■ PAGE EXCERPT
2005-12-02 Thread george young
[PostgreSQL 8.1.0 on i686-pc-linux-gnu, compiled by GCC gcc (GCC) 4.0.1]
After tearing out some hair over the following sequence of events:

[a few weeks ago]
   alter table foo rename to old_foo;
   create table foo();
   insert into foo select blahblahblah from old_foo;

[today]
   cluster foo_pkey on foo;
   ERROR:  "foo_pkey" is not an index for table "foo"
   What?  Why does \d say the primary key idx is foo_pkey1 

[light dawns]
   Aha! "alter table rename to" did not rename the table's indexes!

I put together a plpgsql function to rename a table and it's indexes
correspondingly[see below].  I would like to know:

  Is there a more robust/portable/clear way to do this?
  Is this a bad idea for some subtle reason?

■ OBJECTIVE
List every SQL statement that ends with a semicolon in the PostgreSQL post above, in the order it appears.

■ SUPPLIED DATA
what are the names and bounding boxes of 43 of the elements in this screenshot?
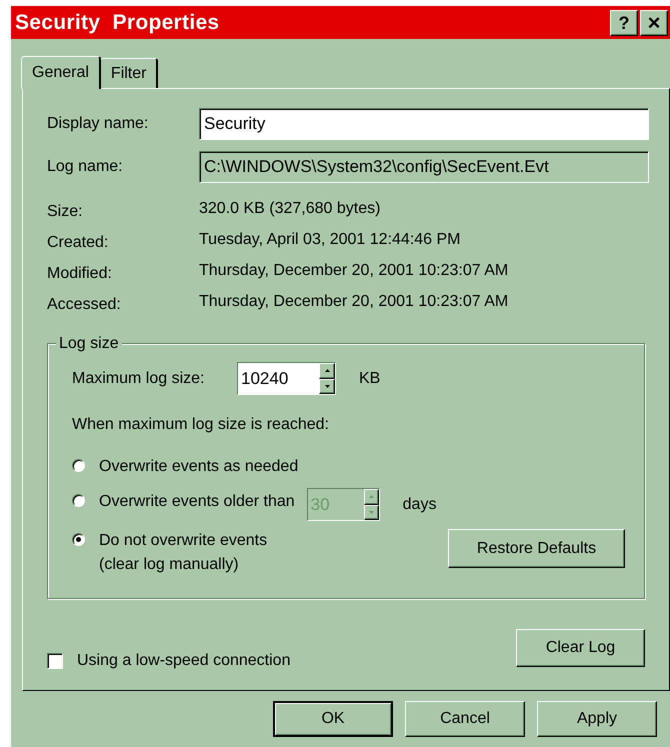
radio-label: Overwrite events as needed [99, 457, 298, 477]
info-value: Thursday, December 20, 2001 10:23:07 AM [199, 261, 508, 281]
display-name-field[interactable]: Security [199, 108, 649, 140]
spin-down-button[interactable] [319, 378, 335, 394]
spin-box[interactable]: 10240 [237, 362, 336, 395]
clear-log-button[interactable]: Clear Log [516, 629, 645, 667]
spin-up-button[interactable] [319, 363, 335, 378]
unit-label: KB [359, 368, 380, 388]
radio-button[interactable] [72, 533, 85, 546]
field-label: Maximum log size: [72, 368, 206, 388]
restore-defaults-button[interactable]: Restore Defaults [448, 529, 625, 568]
info-label: Accessed: [47, 295, 122, 313]
info-value: Thursday, December 20, 2001 10:23:07 AM [199, 292, 508, 312]
up-arrow-icon [368, 495, 374, 498]
dialog-button[interactable]: Cancel [405, 701, 525, 737]
help-button[interactable]: ? [610, 10, 638, 36]
down-arrow-icon [324, 384, 330, 388]
radio-note: (clear log manually) [99, 555, 240, 575]
field-label: Display name: [47, 114, 150, 134]
log-name-field[interactable]: C:\WINDOWS\System32\config\SecEvent.Evt [199, 150, 649, 182]
max-log-size-field[interactable]: 10240 [238, 363, 320, 394]
info-label: Size: [47, 202, 84, 220]
info-value: 320.0 KB (327,680 bytes) [199, 199, 380, 219]
radio-button[interactable] [72, 494, 85, 507]
radio-label: Do not overwrite events [99, 531, 268, 551]
radio-label: Overwrite events older than [99, 492, 295, 512]
dialog-button[interactable]: Apply [537, 701, 657, 737]
instruction-text: When maximum log size is reached: [72, 415, 330, 435]
info-label: Created: [47, 233, 110, 251]
radio-button[interactable] [72, 459, 85, 472]
dialog-button[interactable]: OK [273, 701, 393, 737]
checkbox-label: Using a low-speed connection [77, 651, 292, 671]
up-arrow-icon [324, 369, 330, 372]
info-label: Modified: [47, 264, 113, 282]
checkbox[interactable] [47, 653, 63, 669]
info-value: Tuesday, April 03, 2001 12:44:46 PM [199, 230, 460, 250]
window-title: Security Properties [15, 10, 220, 36]
tab[interactable]: Filter [100, 58, 158, 88]
field-label: Log name: [47, 156, 124, 176]
down-arrow-icon [368, 510, 374, 514]
close-button[interactable]: × [640, 10, 668, 36]
tab[interactable]: General [21, 56, 101, 89]
unit-label: days [402, 494, 436, 514]
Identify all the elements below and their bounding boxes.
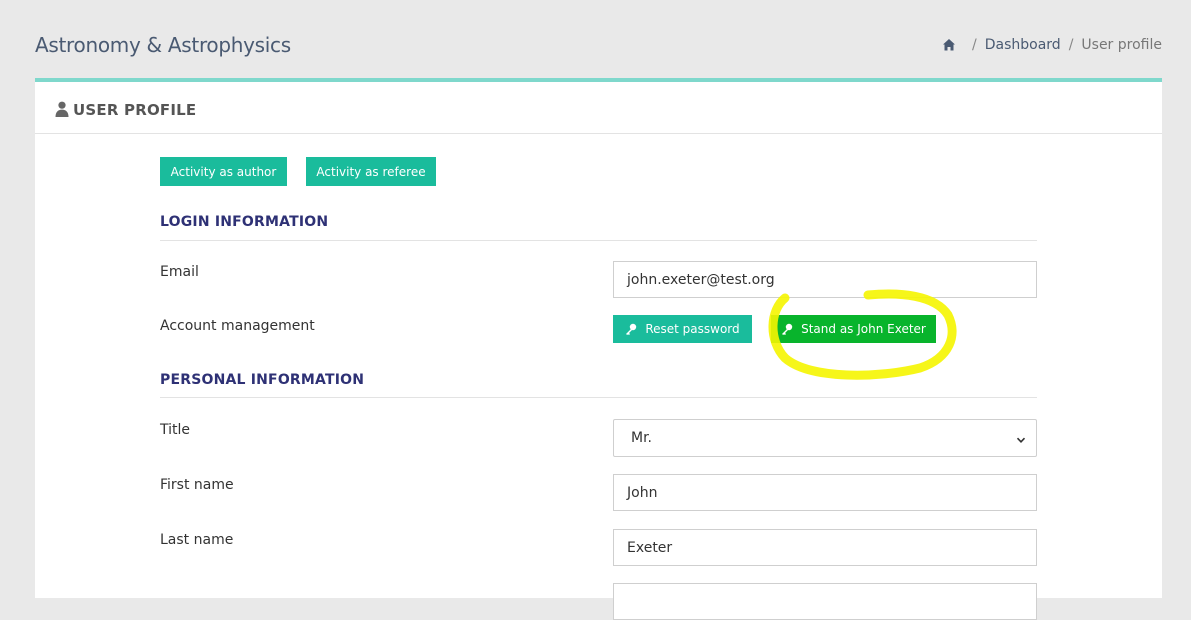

■ THE OUTPUT
1. alter table foo rename to old_foo;
2. create table foo();
3. insert into foo select blahblahblah from old_foo;
4. cluster foo_pkey on foo;